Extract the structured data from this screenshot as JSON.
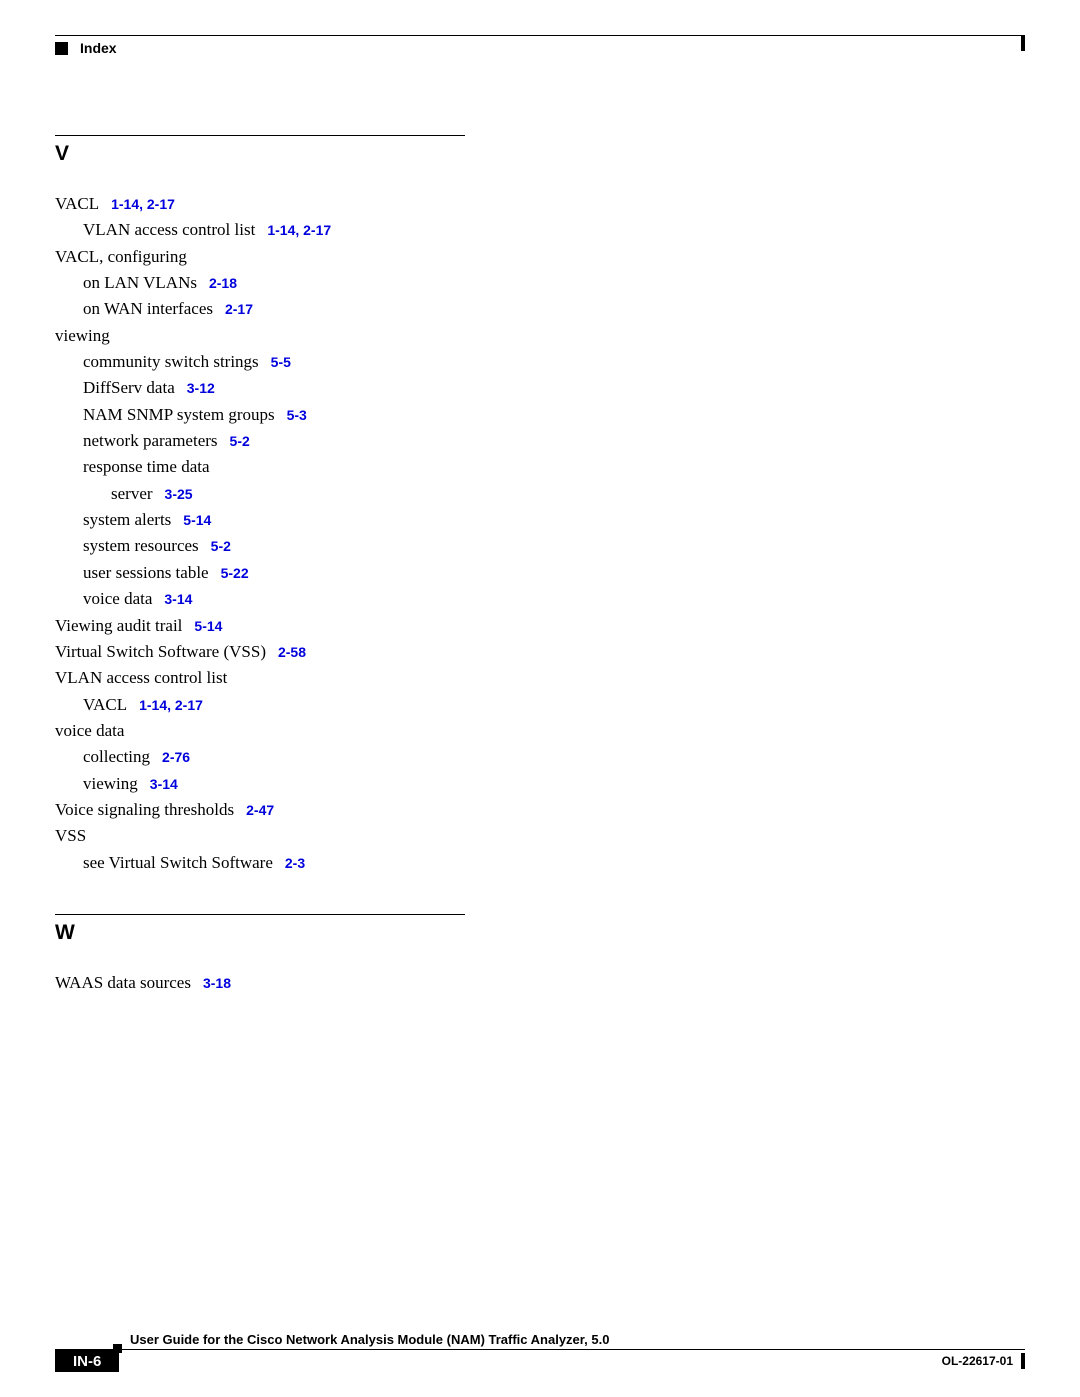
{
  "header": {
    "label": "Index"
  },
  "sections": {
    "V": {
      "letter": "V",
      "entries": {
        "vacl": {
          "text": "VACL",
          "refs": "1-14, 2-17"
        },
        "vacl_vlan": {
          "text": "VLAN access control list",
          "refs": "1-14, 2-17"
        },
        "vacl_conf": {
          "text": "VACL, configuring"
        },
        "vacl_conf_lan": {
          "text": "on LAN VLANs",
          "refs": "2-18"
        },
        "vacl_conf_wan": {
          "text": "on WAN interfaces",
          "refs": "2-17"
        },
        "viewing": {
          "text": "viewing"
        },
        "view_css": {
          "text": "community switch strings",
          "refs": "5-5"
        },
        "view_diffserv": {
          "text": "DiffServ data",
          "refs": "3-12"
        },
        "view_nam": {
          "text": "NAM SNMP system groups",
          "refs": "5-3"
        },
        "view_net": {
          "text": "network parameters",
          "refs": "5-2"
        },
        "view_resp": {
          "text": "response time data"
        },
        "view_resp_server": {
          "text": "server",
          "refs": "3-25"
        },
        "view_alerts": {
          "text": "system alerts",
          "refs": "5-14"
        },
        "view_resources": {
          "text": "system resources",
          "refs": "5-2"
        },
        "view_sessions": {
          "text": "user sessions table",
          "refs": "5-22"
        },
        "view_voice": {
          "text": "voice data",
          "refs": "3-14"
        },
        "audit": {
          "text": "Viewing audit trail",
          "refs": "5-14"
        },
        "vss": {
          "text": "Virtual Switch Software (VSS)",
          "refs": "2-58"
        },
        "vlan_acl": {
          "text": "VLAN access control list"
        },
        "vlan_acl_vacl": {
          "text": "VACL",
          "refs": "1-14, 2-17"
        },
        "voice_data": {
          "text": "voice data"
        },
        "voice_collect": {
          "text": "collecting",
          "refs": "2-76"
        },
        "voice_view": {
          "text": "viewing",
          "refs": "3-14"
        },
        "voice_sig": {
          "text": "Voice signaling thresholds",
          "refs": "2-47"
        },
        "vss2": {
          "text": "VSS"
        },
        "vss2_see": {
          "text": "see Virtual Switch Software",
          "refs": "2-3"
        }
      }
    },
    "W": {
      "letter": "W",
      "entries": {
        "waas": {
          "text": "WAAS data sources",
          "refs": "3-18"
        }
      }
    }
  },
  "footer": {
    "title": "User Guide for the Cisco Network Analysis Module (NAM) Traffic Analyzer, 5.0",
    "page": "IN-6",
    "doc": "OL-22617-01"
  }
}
:::::
### Given exercise:
Transcribe each line above verbatim, with the pictures left out.

### Worked solution:
Extract the structured data from this screenshot as JSON.
{
  "header": {
    "label": "Index"
  },
  "sections": {
    "V": {
      "letter": "V",
      "entries": {
        "vacl": {
          "text": "VACL",
          "refs": "1-14, 2-17"
        },
        "vacl_vlan": {
          "text": "VLAN access control list",
          "refs": "1-14, 2-17"
        },
        "vacl_conf": {
          "text": "VACL, configuring"
        },
        "vacl_conf_lan": {
          "text": "on LAN VLANs",
          "refs": "2-18"
        },
        "vacl_conf_wan": {
          "text": "on WAN interfaces",
          "refs": "2-17"
        },
        "viewing": {
          "text": "viewing"
        },
        "view_css": {
          "text": "community switch strings",
          "refs": "5-5"
        },
        "view_diffserv": {
          "text": "DiffServ data",
          "refs": "3-12"
        },
        "view_nam": {
          "text": "NAM SNMP system groups",
          "refs": "5-3"
        },
        "view_net": {
          "text": "network parameters",
          "refs": "5-2"
        },
        "view_resp": {
          "text": "response time data"
        },
        "view_resp_server": {
          "text": "server",
          "refs": "3-25"
        },
        "view_alerts": {
          "text": "system alerts",
          "refs": "5-14"
        },
        "view_resources": {
          "text": "system resources",
          "refs": "5-2"
        },
        "view_sessions": {
          "text": "user sessions table",
          "refs": "5-22"
        },
        "view_voice": {
          "text": "voice data",
          "refs": "3-14"
        },
        "audit": {
          "text": "Viewing audit trail",
          "refs": "5-14"
        },
        "vss": {
          "text": "Virtual Switch Software (VSS)",
          "refs": "2-58"
        },
        "vlan_acl": {
          "text": "VLAN access control list"
        },
        "vlan_acl_vacl": {
          "text": "VACL",
          "refs": "1-14, 2-17"
        },
        "voice_data": {
          "text": "voice data"
        },
        "voice_collect": {
          "text": "collecting",
          "refs": "2-76"
        },
        "voice_view": {
          "text": "viewing",
          "refs": "3-14"
        },
        "voice_sig": {
          "text": "Voice signaling thresholds",
          "refs": "2-47"
        },
        "vss2": {
          "text": "VSS"
        },
        "vss2_see": {
          "text": "see Virtual Switch Software",
          "refs": "2-3"
        }
      }
    },
    "W": {
      "letter": "W",
      "entries": {
        "waas": {
          "text": "WAAS data sources",
          "refs": "3-18"
        }
      }
    }
  },
  "footer": {
    "title": "User Guide for the Cisco Network Analysis Module (NAM) Traffic Analyzer, 5.0",
    "page": "IN-6",
    "doc": "OL-22617-01"
  }
}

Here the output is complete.